How many of the lines below contain the string "leader", with case counting? Give only the number.

[Records of labeled boxes]
/---

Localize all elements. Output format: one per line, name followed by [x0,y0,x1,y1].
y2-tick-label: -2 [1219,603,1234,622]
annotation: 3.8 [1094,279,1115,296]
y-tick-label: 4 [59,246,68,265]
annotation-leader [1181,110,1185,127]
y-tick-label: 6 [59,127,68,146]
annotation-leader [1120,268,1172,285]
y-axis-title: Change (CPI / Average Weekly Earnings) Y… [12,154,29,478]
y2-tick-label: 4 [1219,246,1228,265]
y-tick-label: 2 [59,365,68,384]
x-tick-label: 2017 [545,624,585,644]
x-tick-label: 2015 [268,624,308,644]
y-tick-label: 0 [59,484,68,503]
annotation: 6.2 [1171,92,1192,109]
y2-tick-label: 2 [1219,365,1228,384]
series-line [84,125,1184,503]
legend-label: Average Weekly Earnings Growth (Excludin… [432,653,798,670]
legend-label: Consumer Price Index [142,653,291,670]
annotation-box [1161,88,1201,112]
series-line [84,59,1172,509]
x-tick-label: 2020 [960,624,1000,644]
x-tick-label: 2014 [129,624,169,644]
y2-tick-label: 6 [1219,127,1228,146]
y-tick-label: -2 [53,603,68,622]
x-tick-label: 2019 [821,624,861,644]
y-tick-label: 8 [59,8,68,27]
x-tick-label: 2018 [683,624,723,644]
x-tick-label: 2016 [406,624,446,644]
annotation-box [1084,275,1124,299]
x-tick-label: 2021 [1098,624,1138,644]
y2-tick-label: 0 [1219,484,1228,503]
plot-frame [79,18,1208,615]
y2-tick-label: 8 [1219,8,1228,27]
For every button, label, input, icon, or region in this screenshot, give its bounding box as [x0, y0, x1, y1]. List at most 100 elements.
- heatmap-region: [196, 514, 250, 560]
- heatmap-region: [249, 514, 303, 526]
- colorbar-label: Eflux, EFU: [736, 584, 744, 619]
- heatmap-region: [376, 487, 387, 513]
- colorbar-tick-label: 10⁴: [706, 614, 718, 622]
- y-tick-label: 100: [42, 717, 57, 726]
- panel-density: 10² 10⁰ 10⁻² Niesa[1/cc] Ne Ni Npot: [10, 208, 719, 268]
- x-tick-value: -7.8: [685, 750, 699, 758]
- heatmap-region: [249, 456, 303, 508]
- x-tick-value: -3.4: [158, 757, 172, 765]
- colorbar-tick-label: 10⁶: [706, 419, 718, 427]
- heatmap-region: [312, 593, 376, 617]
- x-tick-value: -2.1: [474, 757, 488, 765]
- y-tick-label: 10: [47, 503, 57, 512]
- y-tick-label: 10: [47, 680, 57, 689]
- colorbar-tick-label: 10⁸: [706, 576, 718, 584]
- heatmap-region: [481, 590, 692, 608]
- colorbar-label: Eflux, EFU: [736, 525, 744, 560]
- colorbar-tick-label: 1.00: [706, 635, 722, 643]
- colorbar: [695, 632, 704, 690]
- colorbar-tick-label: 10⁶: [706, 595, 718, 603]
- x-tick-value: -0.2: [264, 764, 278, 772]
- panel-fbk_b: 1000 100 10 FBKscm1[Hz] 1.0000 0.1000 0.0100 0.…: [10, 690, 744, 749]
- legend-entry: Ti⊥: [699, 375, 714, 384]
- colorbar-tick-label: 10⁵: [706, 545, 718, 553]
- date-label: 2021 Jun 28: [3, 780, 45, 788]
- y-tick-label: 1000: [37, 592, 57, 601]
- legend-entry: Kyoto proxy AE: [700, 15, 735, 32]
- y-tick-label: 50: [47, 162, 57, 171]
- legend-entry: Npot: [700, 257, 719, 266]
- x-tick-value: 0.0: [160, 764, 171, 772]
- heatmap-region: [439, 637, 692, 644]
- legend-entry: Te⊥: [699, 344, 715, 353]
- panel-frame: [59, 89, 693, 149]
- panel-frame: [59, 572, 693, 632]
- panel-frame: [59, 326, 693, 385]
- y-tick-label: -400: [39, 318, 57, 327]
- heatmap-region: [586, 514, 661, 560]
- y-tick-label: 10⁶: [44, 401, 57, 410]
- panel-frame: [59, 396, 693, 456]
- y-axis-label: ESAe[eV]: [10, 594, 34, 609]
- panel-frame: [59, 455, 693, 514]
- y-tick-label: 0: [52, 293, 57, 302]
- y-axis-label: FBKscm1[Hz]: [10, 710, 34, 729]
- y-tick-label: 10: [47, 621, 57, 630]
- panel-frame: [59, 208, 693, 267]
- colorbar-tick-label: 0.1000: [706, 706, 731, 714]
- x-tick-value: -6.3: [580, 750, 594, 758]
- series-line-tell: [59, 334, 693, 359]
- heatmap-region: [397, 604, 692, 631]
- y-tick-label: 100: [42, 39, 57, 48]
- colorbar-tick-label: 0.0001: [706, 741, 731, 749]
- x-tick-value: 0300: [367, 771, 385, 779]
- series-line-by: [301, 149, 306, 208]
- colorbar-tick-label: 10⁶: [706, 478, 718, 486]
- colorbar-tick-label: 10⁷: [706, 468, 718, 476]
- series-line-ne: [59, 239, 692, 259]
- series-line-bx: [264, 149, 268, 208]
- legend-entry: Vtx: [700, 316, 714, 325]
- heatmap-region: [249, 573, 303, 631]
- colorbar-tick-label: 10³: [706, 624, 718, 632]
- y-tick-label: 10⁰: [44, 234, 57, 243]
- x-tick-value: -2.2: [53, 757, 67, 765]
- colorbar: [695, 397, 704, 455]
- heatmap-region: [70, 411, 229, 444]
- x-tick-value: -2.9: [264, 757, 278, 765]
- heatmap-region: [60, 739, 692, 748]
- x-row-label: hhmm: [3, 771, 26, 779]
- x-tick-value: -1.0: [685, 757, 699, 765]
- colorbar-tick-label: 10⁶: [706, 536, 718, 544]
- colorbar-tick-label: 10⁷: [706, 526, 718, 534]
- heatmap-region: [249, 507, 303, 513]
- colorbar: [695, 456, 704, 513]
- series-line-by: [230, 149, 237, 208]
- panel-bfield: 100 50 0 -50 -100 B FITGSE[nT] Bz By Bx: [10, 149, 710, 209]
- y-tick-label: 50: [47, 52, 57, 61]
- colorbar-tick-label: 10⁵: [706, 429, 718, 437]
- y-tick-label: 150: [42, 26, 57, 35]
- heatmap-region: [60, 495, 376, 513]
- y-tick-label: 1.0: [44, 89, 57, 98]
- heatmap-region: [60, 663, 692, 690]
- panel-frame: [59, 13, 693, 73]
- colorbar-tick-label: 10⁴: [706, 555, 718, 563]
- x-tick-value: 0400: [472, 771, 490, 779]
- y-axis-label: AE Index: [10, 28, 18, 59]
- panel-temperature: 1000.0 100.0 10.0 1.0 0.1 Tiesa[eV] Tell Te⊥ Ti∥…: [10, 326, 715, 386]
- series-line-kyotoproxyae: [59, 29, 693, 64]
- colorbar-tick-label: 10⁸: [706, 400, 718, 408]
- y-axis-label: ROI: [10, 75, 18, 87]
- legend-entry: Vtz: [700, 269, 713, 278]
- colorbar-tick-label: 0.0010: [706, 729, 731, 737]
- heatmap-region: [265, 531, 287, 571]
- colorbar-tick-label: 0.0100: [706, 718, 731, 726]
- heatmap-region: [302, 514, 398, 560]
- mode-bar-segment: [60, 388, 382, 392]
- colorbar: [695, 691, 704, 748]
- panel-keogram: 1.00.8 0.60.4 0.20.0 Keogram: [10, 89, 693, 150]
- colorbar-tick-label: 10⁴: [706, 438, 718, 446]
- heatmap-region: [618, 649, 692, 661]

\---

CORRECT OUTPUT — 2